*Task objective:*
Give the number of lines holding the string "India" and nothing more.

*Data listing:*
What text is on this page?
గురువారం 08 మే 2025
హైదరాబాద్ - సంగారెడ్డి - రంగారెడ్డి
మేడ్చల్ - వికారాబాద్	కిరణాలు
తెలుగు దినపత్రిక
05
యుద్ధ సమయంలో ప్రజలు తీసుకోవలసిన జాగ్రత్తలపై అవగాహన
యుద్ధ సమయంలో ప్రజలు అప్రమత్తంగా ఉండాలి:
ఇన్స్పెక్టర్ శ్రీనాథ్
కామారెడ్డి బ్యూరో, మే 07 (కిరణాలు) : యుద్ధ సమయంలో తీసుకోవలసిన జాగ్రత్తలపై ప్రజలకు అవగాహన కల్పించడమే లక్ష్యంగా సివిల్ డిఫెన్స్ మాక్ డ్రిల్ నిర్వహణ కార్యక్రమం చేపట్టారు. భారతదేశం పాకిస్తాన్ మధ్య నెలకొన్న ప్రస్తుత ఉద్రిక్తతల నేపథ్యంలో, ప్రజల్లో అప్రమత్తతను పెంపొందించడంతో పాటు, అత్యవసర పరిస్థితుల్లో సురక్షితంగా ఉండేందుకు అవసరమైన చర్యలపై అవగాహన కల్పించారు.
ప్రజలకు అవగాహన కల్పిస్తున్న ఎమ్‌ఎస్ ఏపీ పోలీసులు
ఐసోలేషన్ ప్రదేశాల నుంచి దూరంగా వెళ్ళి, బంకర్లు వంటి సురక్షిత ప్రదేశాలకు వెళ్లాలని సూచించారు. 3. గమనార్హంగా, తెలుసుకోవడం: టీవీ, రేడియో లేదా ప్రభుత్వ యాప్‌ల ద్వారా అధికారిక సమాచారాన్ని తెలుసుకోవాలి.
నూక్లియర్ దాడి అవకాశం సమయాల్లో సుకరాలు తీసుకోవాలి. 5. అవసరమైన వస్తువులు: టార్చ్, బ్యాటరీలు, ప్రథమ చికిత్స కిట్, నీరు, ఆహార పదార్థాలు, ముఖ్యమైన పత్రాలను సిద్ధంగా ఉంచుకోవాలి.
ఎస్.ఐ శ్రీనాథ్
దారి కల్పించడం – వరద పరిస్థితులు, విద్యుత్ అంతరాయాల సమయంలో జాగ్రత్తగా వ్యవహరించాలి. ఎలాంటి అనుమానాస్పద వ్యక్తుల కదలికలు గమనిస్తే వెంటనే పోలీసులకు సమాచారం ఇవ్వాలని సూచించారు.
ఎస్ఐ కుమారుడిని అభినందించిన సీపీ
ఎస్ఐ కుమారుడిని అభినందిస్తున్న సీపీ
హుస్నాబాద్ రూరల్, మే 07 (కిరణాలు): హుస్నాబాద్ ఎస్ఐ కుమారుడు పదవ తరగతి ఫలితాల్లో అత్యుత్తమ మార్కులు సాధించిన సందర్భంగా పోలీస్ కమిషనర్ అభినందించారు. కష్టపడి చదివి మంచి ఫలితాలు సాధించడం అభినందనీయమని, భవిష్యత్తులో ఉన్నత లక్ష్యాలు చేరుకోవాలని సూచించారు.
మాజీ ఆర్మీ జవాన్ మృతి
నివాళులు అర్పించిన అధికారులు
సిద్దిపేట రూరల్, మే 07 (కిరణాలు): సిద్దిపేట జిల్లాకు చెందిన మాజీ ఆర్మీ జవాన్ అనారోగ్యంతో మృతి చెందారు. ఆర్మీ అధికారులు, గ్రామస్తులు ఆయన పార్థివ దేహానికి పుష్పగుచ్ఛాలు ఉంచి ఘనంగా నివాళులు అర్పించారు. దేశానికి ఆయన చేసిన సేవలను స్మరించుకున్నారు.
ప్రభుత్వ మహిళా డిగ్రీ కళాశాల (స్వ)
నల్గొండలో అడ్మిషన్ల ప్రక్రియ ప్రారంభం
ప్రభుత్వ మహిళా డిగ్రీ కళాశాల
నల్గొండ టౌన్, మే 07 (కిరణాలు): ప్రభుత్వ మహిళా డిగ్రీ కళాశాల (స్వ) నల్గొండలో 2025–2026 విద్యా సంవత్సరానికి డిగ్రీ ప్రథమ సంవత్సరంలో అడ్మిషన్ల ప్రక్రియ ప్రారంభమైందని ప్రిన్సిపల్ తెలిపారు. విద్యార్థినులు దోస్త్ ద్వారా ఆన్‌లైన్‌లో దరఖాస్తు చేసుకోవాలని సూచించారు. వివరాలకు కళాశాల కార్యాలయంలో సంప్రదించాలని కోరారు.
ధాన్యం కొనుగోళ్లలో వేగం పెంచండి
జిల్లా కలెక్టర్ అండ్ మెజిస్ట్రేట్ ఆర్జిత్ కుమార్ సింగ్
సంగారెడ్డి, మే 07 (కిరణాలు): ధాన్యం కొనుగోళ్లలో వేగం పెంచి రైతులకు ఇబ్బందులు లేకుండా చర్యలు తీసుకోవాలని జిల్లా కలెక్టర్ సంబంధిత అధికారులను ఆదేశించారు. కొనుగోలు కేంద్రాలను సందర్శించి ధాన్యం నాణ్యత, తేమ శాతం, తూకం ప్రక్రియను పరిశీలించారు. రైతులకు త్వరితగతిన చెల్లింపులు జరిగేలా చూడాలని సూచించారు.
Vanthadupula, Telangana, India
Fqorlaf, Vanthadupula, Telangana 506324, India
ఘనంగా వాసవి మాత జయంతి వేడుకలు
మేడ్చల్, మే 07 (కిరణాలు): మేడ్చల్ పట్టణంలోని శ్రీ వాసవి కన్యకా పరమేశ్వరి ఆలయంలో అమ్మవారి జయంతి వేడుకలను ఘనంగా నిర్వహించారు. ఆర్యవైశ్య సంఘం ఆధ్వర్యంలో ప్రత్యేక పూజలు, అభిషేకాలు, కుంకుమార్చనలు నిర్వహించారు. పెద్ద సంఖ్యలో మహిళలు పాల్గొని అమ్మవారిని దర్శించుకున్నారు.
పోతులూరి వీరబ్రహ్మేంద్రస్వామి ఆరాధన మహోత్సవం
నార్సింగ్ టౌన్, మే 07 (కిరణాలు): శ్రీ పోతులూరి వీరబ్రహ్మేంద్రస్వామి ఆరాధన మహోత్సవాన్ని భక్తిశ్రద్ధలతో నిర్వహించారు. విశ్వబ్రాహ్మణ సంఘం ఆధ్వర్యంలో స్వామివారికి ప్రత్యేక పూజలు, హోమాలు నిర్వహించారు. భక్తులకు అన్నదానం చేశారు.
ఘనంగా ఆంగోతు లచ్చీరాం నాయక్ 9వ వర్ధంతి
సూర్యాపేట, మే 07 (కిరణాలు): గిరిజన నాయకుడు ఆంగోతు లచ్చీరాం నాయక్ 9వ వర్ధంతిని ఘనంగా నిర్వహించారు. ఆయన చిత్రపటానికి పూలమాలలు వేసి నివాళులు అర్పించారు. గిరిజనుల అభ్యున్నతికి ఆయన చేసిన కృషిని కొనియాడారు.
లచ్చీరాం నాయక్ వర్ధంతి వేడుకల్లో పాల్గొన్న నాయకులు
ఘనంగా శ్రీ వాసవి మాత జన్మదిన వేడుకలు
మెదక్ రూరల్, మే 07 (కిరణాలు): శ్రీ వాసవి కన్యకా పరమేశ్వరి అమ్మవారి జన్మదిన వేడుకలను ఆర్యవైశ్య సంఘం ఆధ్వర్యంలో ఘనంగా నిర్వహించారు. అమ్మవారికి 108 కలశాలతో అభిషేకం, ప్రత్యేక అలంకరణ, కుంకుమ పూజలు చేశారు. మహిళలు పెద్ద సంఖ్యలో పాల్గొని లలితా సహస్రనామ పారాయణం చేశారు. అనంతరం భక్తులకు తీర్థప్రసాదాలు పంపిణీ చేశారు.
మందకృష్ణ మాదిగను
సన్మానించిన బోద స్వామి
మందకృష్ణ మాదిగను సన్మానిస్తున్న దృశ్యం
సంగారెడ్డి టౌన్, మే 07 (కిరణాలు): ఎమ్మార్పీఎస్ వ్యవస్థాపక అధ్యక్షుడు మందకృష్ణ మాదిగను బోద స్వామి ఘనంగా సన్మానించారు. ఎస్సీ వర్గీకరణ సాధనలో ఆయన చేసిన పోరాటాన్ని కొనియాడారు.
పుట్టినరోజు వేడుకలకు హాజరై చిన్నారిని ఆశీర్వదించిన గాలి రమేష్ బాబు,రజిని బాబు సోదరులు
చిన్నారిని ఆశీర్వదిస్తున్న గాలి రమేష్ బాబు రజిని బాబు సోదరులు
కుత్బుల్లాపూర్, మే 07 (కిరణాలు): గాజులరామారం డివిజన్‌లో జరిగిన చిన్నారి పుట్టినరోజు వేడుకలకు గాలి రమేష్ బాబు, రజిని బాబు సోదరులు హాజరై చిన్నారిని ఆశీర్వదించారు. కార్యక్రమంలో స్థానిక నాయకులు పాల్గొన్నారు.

*Response:*
2